* Given instruction
Report the number of lines that include "productos", with no additional text.

Extracted data entries:
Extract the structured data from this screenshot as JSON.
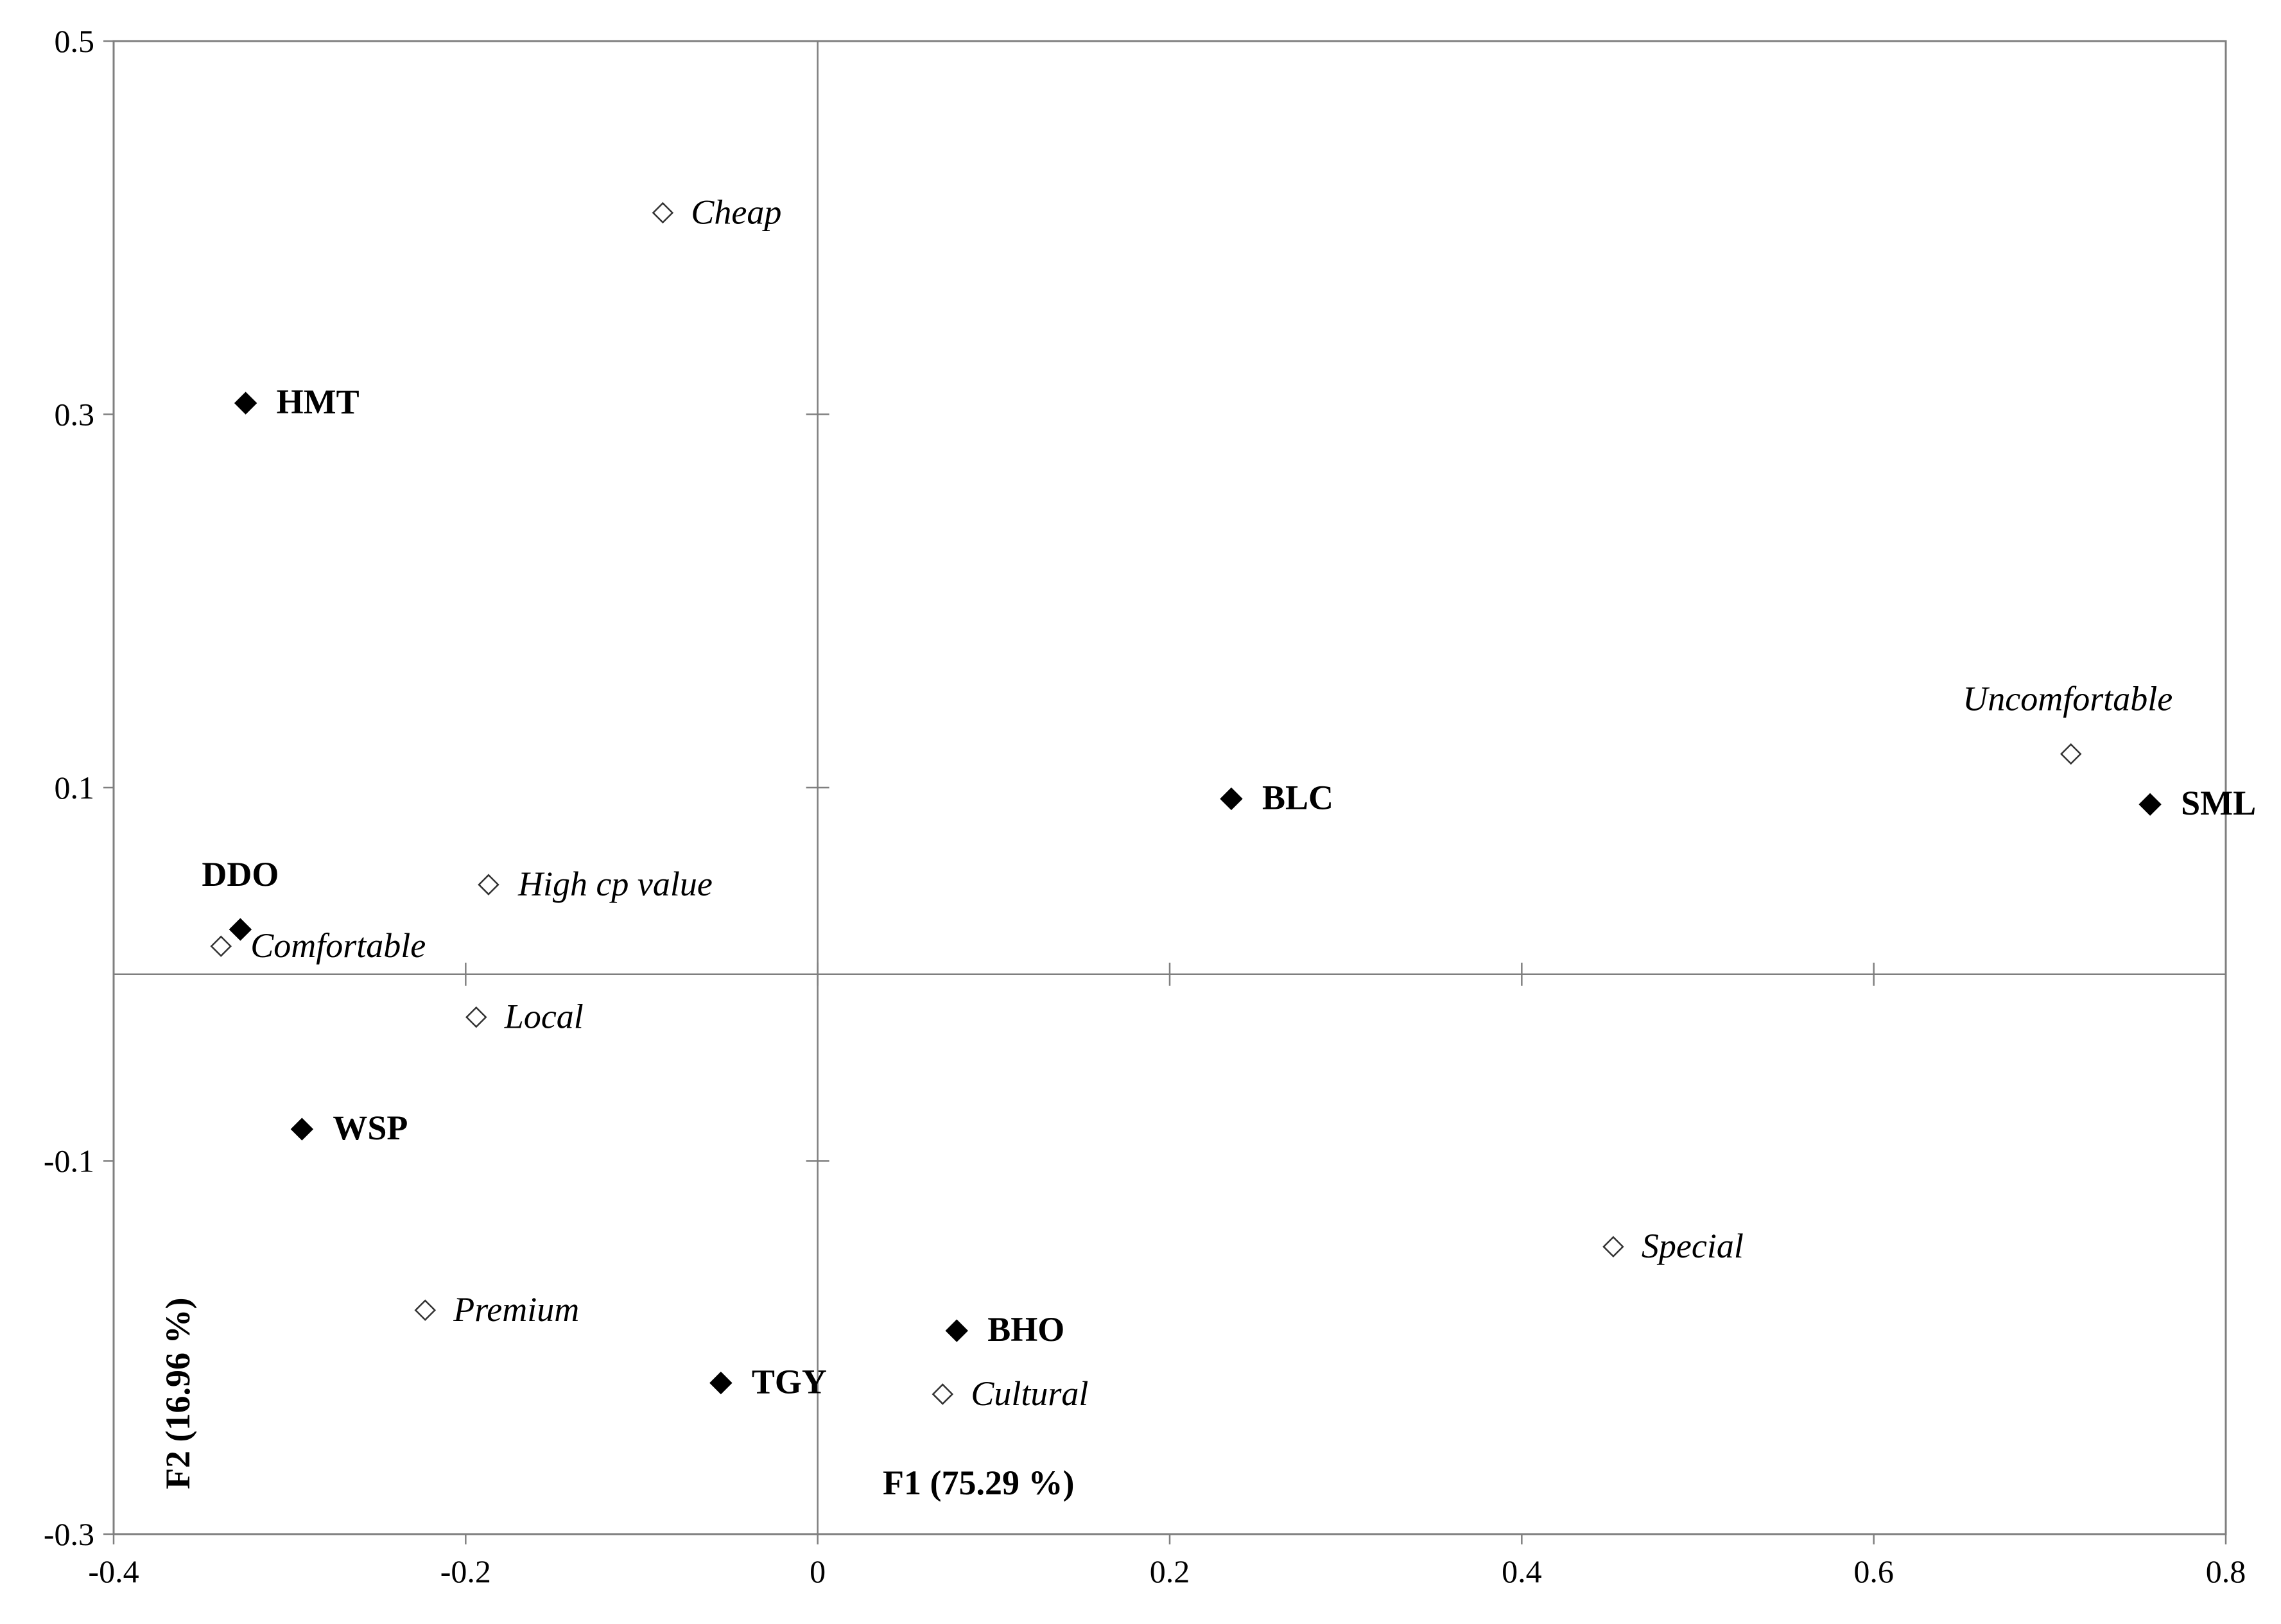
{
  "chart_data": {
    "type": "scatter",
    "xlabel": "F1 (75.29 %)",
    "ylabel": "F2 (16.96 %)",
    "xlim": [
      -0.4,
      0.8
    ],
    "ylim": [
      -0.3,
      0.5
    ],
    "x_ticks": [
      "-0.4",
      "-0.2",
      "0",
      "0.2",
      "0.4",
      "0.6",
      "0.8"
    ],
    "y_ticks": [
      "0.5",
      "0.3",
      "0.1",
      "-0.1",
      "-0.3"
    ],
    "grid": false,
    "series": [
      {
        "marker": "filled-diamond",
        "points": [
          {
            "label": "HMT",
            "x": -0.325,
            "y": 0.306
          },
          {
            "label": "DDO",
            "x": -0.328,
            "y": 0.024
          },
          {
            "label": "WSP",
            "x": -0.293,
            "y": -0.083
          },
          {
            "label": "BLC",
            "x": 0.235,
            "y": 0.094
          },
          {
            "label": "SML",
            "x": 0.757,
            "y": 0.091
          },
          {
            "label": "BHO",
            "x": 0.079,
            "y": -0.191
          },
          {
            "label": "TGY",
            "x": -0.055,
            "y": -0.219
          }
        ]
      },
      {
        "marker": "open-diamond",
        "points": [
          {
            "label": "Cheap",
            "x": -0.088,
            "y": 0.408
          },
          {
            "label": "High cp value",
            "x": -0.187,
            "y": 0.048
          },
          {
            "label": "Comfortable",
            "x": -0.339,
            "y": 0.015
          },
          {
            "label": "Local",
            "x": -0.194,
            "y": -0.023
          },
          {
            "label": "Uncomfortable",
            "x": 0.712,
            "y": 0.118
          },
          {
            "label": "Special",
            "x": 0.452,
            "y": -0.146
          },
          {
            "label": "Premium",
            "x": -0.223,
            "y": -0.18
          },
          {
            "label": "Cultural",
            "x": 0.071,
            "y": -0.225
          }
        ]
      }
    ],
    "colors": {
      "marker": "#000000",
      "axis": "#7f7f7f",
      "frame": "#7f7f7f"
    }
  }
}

==

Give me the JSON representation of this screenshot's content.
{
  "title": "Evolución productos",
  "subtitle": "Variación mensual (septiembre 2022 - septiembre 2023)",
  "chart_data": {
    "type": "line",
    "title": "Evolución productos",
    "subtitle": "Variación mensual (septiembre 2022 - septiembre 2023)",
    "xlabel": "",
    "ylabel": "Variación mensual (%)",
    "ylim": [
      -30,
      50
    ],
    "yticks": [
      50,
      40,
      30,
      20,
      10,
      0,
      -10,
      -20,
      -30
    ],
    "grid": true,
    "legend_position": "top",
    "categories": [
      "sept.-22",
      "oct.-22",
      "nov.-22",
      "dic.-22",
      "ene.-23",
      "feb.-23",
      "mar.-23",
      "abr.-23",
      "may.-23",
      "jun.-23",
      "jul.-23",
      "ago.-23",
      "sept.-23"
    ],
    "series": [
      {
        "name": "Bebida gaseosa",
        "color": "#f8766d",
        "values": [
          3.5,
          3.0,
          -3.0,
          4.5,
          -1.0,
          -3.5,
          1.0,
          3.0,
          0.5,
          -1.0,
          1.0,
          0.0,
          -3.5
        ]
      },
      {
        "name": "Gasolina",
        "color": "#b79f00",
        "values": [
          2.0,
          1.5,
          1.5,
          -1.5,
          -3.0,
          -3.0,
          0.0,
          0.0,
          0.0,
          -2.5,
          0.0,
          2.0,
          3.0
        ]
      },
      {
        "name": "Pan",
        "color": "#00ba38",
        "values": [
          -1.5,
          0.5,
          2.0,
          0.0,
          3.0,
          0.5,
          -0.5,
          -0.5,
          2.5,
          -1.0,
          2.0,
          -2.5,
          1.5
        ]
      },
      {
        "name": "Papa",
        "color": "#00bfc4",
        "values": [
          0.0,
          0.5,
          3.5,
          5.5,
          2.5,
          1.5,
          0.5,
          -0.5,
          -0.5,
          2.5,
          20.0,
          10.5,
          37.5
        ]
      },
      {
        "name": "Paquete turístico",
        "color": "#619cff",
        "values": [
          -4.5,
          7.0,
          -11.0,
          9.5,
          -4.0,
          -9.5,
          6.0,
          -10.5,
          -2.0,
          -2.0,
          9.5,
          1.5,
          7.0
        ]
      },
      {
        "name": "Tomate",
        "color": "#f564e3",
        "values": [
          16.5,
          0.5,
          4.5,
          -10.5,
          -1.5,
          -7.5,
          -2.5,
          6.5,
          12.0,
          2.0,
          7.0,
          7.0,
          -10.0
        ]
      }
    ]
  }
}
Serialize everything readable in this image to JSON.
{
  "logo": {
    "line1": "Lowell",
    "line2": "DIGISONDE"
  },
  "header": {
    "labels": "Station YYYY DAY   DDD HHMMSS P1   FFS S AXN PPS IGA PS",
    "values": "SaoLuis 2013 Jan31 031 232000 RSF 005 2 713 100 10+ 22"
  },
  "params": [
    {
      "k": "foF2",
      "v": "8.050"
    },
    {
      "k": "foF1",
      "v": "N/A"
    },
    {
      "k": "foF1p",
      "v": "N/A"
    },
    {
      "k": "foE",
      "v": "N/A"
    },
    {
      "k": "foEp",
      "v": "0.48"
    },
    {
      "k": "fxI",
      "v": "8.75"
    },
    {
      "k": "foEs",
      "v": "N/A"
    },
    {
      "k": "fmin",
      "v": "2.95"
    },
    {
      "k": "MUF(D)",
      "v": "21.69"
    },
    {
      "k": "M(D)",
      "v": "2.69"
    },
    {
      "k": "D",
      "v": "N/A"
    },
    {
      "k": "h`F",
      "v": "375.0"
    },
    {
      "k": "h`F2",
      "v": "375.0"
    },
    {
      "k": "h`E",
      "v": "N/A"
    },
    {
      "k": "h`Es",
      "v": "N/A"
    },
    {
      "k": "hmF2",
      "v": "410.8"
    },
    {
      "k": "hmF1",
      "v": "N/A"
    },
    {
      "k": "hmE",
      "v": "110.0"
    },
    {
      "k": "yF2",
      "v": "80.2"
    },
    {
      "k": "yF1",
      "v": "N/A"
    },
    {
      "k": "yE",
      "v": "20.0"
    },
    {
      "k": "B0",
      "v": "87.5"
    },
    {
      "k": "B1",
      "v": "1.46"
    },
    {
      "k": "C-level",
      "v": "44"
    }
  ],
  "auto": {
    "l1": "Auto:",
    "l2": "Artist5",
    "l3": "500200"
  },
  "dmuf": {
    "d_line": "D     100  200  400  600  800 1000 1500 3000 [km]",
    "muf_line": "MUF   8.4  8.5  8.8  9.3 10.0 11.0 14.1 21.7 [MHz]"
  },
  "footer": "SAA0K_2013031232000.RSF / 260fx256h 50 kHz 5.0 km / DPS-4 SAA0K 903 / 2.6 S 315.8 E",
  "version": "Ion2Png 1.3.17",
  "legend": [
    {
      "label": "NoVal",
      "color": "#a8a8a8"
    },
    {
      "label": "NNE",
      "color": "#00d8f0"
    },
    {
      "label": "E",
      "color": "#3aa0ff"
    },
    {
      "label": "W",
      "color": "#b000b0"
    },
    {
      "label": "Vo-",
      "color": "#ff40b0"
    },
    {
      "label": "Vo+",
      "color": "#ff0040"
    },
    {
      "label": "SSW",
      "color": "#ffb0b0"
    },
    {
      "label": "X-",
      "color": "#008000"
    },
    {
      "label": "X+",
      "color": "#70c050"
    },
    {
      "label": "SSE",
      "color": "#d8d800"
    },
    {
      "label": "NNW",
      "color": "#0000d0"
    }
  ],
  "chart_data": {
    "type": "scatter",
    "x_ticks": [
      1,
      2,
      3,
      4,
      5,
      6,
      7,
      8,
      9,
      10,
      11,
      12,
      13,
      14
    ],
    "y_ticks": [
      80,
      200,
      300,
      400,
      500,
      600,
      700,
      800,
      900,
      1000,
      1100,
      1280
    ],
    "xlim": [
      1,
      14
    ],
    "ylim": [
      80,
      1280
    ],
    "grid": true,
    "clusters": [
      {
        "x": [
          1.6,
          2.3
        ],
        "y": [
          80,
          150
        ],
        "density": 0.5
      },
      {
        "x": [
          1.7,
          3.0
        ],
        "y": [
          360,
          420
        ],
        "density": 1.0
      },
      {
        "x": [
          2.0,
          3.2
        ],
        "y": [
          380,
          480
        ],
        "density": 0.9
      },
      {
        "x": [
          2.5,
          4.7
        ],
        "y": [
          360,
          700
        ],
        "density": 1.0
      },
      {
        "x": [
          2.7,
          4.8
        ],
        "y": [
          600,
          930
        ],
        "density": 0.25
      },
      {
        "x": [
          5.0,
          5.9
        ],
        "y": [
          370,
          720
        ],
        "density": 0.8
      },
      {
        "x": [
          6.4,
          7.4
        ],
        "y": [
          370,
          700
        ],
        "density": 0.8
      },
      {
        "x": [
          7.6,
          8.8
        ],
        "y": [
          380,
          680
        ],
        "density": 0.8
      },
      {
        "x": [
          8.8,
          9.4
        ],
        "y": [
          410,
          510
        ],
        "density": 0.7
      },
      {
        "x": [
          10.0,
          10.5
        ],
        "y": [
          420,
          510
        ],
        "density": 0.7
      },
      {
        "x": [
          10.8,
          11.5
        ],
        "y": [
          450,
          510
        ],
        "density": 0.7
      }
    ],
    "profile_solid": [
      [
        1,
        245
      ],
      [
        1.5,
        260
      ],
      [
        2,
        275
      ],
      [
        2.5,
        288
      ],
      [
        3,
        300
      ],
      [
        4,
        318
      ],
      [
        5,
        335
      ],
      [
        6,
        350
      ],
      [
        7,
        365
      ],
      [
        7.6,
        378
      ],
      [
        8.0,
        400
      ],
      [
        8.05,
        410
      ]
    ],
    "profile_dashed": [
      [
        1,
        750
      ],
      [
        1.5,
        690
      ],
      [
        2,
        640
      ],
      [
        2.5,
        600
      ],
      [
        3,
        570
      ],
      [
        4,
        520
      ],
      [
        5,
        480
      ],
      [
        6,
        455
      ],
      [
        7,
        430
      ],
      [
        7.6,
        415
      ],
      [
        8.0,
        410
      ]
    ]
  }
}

...

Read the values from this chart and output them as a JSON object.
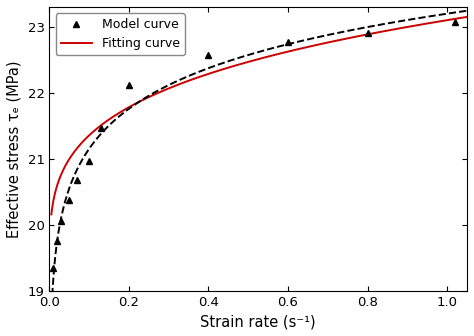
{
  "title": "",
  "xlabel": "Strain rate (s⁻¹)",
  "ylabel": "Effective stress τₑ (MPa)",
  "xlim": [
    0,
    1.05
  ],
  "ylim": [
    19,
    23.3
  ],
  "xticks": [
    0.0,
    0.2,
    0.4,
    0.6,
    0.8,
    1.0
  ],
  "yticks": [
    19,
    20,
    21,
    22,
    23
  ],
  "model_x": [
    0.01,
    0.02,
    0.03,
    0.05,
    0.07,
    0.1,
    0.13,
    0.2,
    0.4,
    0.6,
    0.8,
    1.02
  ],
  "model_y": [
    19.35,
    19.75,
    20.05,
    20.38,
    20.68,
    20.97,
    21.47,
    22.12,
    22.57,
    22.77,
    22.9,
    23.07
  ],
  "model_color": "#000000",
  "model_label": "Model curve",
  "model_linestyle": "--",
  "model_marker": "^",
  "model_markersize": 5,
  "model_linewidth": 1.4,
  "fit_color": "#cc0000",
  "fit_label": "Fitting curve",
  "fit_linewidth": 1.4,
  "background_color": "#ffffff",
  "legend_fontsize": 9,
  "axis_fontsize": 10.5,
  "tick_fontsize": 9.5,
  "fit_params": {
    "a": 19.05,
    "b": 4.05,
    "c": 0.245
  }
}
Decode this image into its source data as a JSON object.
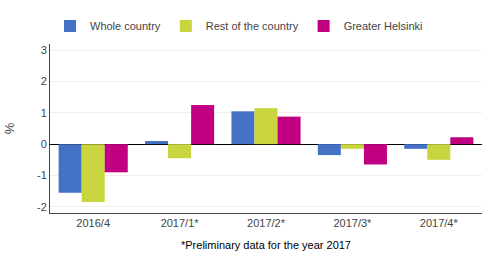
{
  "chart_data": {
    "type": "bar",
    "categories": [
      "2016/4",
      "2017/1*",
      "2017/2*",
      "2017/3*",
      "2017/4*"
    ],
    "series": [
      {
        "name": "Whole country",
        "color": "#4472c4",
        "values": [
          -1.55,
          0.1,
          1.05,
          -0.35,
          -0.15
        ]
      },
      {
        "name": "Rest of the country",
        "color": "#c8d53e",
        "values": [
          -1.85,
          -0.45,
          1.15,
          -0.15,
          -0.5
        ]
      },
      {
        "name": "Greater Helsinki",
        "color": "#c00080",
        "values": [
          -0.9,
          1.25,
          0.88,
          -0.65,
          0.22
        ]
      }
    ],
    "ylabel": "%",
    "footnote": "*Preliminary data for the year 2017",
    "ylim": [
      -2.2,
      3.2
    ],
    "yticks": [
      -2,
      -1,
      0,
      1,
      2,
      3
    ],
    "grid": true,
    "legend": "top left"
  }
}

* Task solution
2